*EXERCISE MATERIAL:*
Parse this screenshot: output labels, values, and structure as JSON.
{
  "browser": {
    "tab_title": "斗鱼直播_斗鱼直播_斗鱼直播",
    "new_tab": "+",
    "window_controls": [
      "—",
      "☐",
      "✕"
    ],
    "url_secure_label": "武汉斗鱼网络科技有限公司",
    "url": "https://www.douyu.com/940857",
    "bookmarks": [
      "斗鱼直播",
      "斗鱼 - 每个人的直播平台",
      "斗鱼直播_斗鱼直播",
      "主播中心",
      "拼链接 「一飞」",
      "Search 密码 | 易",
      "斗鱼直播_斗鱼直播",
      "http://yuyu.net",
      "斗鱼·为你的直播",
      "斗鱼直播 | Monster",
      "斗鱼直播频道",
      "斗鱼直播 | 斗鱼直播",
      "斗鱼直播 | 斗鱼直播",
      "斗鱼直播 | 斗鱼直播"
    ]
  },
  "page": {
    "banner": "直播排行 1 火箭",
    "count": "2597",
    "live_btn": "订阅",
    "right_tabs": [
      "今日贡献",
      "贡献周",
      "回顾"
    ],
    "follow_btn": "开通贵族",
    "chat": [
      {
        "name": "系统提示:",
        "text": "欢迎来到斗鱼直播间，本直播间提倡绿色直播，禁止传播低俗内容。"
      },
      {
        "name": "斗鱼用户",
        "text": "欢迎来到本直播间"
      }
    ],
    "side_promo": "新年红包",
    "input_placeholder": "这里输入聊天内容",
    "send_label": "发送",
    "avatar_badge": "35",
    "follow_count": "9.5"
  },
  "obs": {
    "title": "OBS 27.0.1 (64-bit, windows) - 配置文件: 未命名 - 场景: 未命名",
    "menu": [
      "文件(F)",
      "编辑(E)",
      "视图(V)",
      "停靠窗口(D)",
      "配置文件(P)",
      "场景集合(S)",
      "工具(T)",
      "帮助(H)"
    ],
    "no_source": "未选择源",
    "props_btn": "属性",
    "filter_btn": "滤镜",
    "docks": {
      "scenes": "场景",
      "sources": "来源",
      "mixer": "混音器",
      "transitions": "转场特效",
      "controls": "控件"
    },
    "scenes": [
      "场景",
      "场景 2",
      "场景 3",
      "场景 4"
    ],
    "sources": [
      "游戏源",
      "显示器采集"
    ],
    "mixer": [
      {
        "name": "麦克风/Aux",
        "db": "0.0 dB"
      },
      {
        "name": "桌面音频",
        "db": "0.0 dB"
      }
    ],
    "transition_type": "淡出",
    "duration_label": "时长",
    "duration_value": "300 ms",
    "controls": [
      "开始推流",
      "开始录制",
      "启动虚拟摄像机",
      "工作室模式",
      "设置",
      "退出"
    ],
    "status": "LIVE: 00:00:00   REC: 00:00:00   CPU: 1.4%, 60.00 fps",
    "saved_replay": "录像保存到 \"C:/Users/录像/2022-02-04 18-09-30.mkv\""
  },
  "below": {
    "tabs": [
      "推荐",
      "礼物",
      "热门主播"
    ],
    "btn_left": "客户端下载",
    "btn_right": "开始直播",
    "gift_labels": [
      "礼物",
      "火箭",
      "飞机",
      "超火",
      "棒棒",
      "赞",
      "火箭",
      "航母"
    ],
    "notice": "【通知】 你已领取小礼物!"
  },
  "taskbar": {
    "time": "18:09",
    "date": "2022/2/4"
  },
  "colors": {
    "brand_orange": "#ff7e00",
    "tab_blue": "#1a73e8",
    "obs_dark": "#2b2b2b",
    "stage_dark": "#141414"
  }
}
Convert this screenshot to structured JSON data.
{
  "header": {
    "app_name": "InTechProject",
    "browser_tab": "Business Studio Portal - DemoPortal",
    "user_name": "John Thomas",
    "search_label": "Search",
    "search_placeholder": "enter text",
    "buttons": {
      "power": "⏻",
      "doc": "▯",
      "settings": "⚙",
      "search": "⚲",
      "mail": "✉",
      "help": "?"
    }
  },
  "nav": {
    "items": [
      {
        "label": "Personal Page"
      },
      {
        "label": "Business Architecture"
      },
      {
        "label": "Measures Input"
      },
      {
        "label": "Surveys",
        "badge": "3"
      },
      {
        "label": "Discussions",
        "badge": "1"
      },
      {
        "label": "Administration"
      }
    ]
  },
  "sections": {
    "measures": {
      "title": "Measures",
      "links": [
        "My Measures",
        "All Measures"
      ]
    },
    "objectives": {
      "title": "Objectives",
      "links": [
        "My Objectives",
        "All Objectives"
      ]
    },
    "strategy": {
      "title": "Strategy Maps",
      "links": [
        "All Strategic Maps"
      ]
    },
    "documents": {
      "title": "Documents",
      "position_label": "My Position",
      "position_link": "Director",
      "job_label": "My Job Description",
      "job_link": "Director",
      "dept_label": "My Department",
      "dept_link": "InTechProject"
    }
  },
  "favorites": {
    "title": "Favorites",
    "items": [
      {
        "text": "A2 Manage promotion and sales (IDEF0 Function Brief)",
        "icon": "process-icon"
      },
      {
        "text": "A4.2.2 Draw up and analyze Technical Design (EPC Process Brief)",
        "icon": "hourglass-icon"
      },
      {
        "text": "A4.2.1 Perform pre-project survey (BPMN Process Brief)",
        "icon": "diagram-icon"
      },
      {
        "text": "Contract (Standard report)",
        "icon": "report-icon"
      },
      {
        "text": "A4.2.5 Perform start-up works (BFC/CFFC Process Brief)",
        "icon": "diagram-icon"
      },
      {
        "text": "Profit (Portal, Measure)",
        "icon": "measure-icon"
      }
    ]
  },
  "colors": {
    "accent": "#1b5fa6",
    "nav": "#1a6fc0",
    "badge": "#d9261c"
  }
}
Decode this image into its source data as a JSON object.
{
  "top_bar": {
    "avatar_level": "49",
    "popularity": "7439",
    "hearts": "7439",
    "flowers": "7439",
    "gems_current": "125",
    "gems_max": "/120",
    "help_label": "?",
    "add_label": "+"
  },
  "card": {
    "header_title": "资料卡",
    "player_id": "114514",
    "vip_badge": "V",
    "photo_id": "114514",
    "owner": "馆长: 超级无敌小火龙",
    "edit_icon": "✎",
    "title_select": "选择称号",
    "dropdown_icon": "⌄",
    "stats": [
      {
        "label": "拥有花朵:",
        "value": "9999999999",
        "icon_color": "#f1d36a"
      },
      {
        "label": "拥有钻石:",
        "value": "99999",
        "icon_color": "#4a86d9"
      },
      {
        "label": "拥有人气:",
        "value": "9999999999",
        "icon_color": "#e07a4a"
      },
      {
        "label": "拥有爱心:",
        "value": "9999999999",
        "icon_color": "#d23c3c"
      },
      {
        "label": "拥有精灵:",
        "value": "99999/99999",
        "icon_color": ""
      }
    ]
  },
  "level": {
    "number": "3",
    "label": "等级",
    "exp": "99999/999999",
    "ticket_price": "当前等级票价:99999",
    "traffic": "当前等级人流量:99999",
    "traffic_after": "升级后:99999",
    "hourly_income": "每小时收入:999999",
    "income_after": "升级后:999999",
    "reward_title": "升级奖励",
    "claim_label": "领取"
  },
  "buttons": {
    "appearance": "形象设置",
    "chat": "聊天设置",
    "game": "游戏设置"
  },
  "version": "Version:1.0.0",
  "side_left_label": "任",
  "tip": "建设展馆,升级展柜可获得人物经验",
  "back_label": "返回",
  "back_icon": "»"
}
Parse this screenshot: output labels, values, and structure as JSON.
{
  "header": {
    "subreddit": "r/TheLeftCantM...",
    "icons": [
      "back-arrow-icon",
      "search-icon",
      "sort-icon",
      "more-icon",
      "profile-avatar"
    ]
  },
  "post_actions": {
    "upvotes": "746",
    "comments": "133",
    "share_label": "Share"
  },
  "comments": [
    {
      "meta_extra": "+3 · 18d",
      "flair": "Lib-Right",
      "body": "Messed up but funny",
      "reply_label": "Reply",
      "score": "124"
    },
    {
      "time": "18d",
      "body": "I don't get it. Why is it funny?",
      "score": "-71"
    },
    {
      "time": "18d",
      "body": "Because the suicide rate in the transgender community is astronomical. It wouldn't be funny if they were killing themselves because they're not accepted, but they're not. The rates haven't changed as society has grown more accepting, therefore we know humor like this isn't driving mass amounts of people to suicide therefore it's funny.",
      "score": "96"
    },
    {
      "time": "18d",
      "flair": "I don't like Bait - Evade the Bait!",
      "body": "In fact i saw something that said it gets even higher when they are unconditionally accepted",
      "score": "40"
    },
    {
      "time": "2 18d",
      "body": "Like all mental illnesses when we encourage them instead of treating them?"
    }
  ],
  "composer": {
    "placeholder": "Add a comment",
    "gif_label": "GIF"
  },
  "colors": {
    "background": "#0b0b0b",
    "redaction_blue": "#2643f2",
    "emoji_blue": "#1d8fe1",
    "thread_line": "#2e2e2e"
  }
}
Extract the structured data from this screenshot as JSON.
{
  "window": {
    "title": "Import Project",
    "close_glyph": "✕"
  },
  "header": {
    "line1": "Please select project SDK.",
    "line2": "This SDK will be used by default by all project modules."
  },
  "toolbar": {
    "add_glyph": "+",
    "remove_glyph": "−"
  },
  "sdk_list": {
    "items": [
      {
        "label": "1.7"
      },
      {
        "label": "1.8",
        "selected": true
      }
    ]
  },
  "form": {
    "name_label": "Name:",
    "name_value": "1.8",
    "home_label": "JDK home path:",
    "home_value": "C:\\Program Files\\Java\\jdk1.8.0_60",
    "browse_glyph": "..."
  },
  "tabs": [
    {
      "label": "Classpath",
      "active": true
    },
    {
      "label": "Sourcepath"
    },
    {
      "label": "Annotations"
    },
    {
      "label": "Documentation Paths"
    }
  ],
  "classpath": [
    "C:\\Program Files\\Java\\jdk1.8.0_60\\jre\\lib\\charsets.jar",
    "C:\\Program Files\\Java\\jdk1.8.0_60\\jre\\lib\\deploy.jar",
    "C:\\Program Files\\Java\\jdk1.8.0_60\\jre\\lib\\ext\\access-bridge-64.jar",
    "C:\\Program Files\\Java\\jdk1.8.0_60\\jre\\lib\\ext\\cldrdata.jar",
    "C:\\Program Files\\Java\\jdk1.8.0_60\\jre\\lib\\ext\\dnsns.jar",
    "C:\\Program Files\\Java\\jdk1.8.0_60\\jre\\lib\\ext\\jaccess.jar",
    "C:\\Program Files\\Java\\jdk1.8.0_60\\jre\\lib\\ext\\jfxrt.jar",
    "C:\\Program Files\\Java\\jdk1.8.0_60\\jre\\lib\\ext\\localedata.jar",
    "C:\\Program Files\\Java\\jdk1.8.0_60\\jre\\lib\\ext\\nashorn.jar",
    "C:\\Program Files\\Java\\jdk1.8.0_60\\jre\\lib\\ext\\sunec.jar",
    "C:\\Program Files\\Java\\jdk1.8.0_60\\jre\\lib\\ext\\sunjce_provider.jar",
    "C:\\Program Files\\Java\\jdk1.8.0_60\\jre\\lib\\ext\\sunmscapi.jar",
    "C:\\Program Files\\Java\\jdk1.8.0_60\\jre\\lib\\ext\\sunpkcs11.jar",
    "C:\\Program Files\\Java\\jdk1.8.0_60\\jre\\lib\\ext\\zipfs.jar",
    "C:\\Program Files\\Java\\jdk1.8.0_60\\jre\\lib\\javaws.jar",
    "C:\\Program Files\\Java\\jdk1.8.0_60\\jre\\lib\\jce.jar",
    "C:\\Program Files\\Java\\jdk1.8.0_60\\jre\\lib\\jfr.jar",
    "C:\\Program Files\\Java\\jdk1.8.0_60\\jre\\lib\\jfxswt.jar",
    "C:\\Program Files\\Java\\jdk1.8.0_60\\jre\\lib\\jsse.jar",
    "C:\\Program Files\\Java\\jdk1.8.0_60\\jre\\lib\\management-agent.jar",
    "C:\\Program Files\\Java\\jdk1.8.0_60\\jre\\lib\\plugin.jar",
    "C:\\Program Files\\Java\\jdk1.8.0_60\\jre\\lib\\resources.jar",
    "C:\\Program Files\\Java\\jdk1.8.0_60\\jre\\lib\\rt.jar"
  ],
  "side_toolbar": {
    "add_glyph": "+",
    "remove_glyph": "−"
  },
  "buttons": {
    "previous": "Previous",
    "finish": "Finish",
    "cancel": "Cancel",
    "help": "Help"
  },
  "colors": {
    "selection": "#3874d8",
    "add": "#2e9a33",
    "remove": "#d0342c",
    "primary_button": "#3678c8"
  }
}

*WHAT YOU WILL DO:* Gather every line from the listing above in which the word "funny" appears.

*RESPONSE TO THIS EXERCISE:*
      "body": "Messed up but funny",
      "body": "I don't get it. Why is it funny?",
      "body": "Because the suicide rate in the transgender community is astronomical. It wouldn't be funny if they were killing themselves because they're not accepted, but they're not. The rates haven't changed as society has grown more accepting, therefore we know humor like this isn't driving mass amounts of people to suicide therefore it's funny.",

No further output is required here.